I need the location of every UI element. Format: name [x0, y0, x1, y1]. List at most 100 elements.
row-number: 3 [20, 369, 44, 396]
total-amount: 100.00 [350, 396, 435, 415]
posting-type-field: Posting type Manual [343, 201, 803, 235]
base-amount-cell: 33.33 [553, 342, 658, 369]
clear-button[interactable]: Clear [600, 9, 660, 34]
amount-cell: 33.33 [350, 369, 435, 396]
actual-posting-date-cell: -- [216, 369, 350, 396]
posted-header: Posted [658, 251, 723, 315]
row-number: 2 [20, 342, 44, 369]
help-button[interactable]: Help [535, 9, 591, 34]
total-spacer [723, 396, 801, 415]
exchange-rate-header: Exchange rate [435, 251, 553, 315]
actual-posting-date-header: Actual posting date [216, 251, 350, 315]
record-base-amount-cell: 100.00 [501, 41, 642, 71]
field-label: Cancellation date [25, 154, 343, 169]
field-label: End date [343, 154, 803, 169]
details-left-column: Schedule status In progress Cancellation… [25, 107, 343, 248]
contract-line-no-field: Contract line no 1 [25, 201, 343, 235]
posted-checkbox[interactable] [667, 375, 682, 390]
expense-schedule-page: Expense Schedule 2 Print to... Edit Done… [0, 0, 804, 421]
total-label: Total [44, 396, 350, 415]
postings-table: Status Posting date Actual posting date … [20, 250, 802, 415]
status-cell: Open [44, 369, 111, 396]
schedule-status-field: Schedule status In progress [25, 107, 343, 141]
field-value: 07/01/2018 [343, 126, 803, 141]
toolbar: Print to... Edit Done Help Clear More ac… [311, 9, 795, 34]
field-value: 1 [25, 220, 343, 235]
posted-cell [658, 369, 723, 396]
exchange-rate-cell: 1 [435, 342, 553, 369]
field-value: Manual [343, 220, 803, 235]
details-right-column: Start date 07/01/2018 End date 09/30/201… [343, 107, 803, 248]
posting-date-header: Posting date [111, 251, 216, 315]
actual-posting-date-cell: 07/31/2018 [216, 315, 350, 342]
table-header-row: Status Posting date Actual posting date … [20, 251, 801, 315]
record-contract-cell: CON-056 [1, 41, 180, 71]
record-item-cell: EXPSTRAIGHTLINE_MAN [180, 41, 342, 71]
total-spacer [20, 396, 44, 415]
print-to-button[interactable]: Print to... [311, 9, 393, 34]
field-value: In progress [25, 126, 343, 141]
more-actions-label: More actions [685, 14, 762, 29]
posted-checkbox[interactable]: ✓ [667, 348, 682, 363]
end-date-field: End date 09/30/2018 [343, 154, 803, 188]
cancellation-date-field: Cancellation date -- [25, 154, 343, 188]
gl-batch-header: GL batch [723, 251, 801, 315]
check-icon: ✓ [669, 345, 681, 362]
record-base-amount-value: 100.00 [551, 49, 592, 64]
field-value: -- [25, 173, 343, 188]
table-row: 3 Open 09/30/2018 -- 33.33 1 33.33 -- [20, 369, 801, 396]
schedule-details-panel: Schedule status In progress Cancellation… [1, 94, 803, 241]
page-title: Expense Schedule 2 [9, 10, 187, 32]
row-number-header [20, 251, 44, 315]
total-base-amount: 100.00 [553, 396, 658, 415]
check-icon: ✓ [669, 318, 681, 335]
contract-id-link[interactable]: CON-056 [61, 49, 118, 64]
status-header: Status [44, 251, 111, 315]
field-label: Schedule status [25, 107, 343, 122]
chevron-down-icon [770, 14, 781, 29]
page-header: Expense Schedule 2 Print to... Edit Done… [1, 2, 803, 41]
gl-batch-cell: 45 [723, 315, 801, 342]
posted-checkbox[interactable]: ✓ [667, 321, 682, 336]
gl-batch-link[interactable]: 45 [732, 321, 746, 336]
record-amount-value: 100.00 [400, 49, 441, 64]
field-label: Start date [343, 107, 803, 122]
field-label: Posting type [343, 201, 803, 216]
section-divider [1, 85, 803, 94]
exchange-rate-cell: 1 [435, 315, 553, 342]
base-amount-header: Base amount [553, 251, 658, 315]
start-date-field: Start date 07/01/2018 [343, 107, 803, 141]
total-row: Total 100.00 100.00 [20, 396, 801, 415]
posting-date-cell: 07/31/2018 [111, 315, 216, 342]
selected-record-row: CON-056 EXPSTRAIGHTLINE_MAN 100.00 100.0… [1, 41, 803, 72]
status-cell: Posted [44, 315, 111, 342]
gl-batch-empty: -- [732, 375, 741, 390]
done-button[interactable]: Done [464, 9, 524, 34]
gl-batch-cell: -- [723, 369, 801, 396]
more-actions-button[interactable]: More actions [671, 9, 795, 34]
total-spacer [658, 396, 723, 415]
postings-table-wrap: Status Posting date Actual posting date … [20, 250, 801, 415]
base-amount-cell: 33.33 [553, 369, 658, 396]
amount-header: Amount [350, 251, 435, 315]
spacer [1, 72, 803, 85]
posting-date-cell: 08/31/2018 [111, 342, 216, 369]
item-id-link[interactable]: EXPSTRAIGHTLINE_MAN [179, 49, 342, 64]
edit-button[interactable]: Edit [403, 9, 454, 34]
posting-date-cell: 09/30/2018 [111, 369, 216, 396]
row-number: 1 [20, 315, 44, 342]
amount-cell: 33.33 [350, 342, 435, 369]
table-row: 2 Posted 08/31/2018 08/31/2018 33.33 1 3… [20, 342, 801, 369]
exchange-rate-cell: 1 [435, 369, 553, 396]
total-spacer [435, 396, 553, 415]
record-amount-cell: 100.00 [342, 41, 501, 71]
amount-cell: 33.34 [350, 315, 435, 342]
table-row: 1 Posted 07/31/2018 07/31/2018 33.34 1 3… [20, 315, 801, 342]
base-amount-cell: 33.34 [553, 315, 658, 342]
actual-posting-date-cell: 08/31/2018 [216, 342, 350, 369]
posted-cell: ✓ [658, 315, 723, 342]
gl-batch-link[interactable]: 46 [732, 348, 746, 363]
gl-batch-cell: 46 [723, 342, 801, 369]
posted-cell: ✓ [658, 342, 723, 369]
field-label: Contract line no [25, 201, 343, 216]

※ ※ ※

**Stated goal**
Rewrite every line of the data above as a JSON list of strings, one string per line, omitting any blank lines.

**Task result**
[
  "I need the location of every UI element. Format: name [x0, y0, x1, y1]. List at most 100 elements.",
  "row-number: 3 [20, 369, 44, 396]",
  "total-amount: 100.00 [350, 396, 435, 415]",
  "posting-type-field: Posting type Manual [343, 201, 803, 235]",
  "base-amount-cell: 33.33 [553, 342, 658, 369]",
  "clear-button[interactable]: Clear [600, 9, 660, 34]",
  "amount-cell: 33.33 [350, 369, 435, 396]",
  "actual-posting-date-cell: -- [216, 369, 350, 396]",
  "posted-header: Posted [658, 251, 723, 315]",
  "row-number: 2 [20, 342, 44, 369]",
  "help-button[interactable]: Help [535, 9, 591, 34]",
  "total-spacer [723, 396, 801, 415]",
  "exchange-rate-header: Exchange rate [435, 251, 553, 315]",
  "actual-posting-date-header: Actual posting date [216, 251, 350, 315]",
  "record-base-amount-cell: 100.00 [501, 41, 642, 71]",
  "field-label: Cancellation date [25, 154, 343, 169]",
  "field-label: End date [343, 154, 803, 169]",
  "details-left-column: Schedule status In progress Cancellation… [25, 107, 343, 248]",
  "contract-line-no-field: Contract line no 1 [25, 201, 343, 235]",
  "posted-checkbox[interactable] [667, 375, 682, 390]",
  "expense-schedule-page: Expense Schedule 2 Print to... Edit Done… [0, 0, 804, 421]",
  "total-label: Total [44, 396, 350, 415]",
  "postings-table: Status Posting date Actual posting date … [20, 250, 802, 415]",
  "status-cell: Open [44, 369, 111, 396]",
  "schedule-status-field: Schedule status In progress [25, 107, 343, 141]",
  "field-value: 07/01/2018 [343, 126, 803, 141]",
  "toolbar: Print to... Edit Done Help Clear More ac… [311, 9, 795, 34]",
  "field-value: 1 [25, 220, 343, 235]",
  "posted-cell [658, 369, 723, 396]",
  "exchange-rate-cell: 1 [435, 342, 553, 369]",
  "field-value: Manual [343, 220, 803, 235]",
  "details-right-column: Start date 07/01/2018 End date 09/30/201… [343, 107, 803, 248]",
  "posting-date-header: Posting date [111, 251, 216, 315]",
  "actual-posting-date-cell: 07/31/2018 [216, 315, 350, 342]",
  "table-header-row: Status Posting date Actual posting date … [20, 251, 801, 315]",
  "record-contract-cell: CON-056 [1, 41, 180, 71]",
  "record-item-cell: EXPSTRAIGHTLINE_MAN [180, 41, 342, 71]",
  "total-spacer [20, 396, 44, 415]",
  "print-to-button[interactable]: Print to... [311, 9, 393, 34]",
  "field-value: In progress [25, 126, 343, 141]",
  "more-actions-label: More actions [685, 14, 762, 29]",
  "posted-checkbox[interactable]: ✓ [667, 348, 682, 363]",
  "end-date-field: End date 09/30/2018 [343, 154, 803, 188]",
  "cancellation-date-field: Cancellation date -- [25, 154, 343, 188]",
  "gl-batch-header: GL batch [723, 251, 801, 315]",
  "check-icon: ✓ [669, 345, 681, 362]",
  "record-base-amount-value: 100.00 [551, 49, 592, 64]",
  "field-value: -- [25, 173, 343, 188]",
  "table-row: 3 Open 09/30/2018 -- 33.33 1 33.33 -- [20, 369, 801, 396]",
  "schedule-details-panel: Schedule status In progress Cancellation… [1, 94, 803, 241]",
  "page-title: Expense Schedule 2 [9, 10, 187, 32]",
  "row-number-header [20, 251, 44, 315]",
  "total-base-amount: 100.00 [553, 396, 658, 415]",
  "check-icon: ✓ [669, 318, 681, 335]",
  "contract-id-link[interactable]: CON-056 [61, 49, 118, 64]",
  "status-header: Status [44, 251, 111, 315]",
  "field-label: Schedule status [25, 107, 343, 122]",
  "chevron-down-icon [770, 14, 781, 29]",
  "page-header: Expense Schedule 2 Print to... Edit Done… [1, 2, 803, 41]",
  "gl-batch-cell: 45 [723, 315, 801, 342]",
  "posted-checkbox[interactable]: ✓ [667, 321, 682, 336]",
  "gl-batch-link[interactable]: 45 [732, 321, 746, 336]",
  "record-amount-value: 100.00 [400, 49, 441, 64]",
  "field-label: Start date [343, 107, 803, 122]",
  "field-label: Posting type [343, 201, 803, 216]",
  "section-divider [1, 85, 803, 94]",
  "exchange-rate-cell: 1 [435, 315, 553, 342]",
  "base-amount-header: Base amount [553, 251, 658, 315]",
  "start-date-field: Start date 07/01/2018 [343, 107, 803, 141]",
  "total-row: Total 100.00 100.00 [20, 396, 801, 415]",
  "posting-date-cell: 07/31/2018 [111, 315, 216, 342]",
  "selected-record-row: CON-056 EXPSTRAIGHTLINE_MAN 100.00 100.0… [1, 41, 803, 72]",
  "status-cell: Posted [44, 315, 111, 342]",
  "gl-batch-empty: -- [732, 375, 741, 390]",
  "done-button[interactable]: Done [464, 9, 524, 34]",
  "gl-batch-cell: -- [723, 369, 801, 396]",
  "more-actions-button[interactable]: More actions [671, 9, 795, 34]",
  "total-spacer [658, 396, 723, 415]",
  "postings-table-wrap: Status Posting date Actual posting date … [20, 250, 801, 415]",
  "base-amount-cell: 33.33 [553, 369, 658, 396]",
  "amount-header: Amount [350, 251, 435, 315]",
  "spacer [1, 72, 803, 85]",
  "posting-date-cell: 08/31/2018 [111, 342, 216, 369]",
  "item-id-link[interactable]: EXPSTRAIGHTLINE_MAN [179, 49, 342, 64]",
  "edit-button[interactable]: Edit [403, 9, 454, 34]",
  "posting-date-cell: 09/30/2018 [111, 369, 216, 396]",
  "row-number: 1 [20, 315, 44, 342]",
  "amount-cell: 33.33 [350, 342, 435, 369]",
  "table-row: 2 Posted 08/31/2018 08/31/2018 33.33 1 3… [20, 342, 801, 369]",
  "exchange-rate-cell: 1 [435, 369, 553, 396]",
  "total-spacer [435, 396, 553, 415]",
  "record-amount-cell: 100.00 [342, 41, 501, 71]",
  "amount-cell: 33.34 [350, 315, 435, 342]",
  "table-row: 1 Posted 07/31/2018 07/31/2018 33.34 1 3… [20, 315, 801, 342]",
  "base-amount-cell: 33.34 [553, 315, 658, 342]",
  "actual-posting-date-cell: 08/31/2018 [216, 342, 350, 369]",
  "posted-cell: ✓ [658, 315, 723, 342]",
  "gl-batch-link[interactable]: 46 [732, 348, 746, 363]",
  "gl-batch-cell: 46 [723, 342, 801, 369]",
  "posted-cell: ✓ [658, 342, 723, 369]",
  "field-label: Contract line no [25, 201, 343, 216]"
]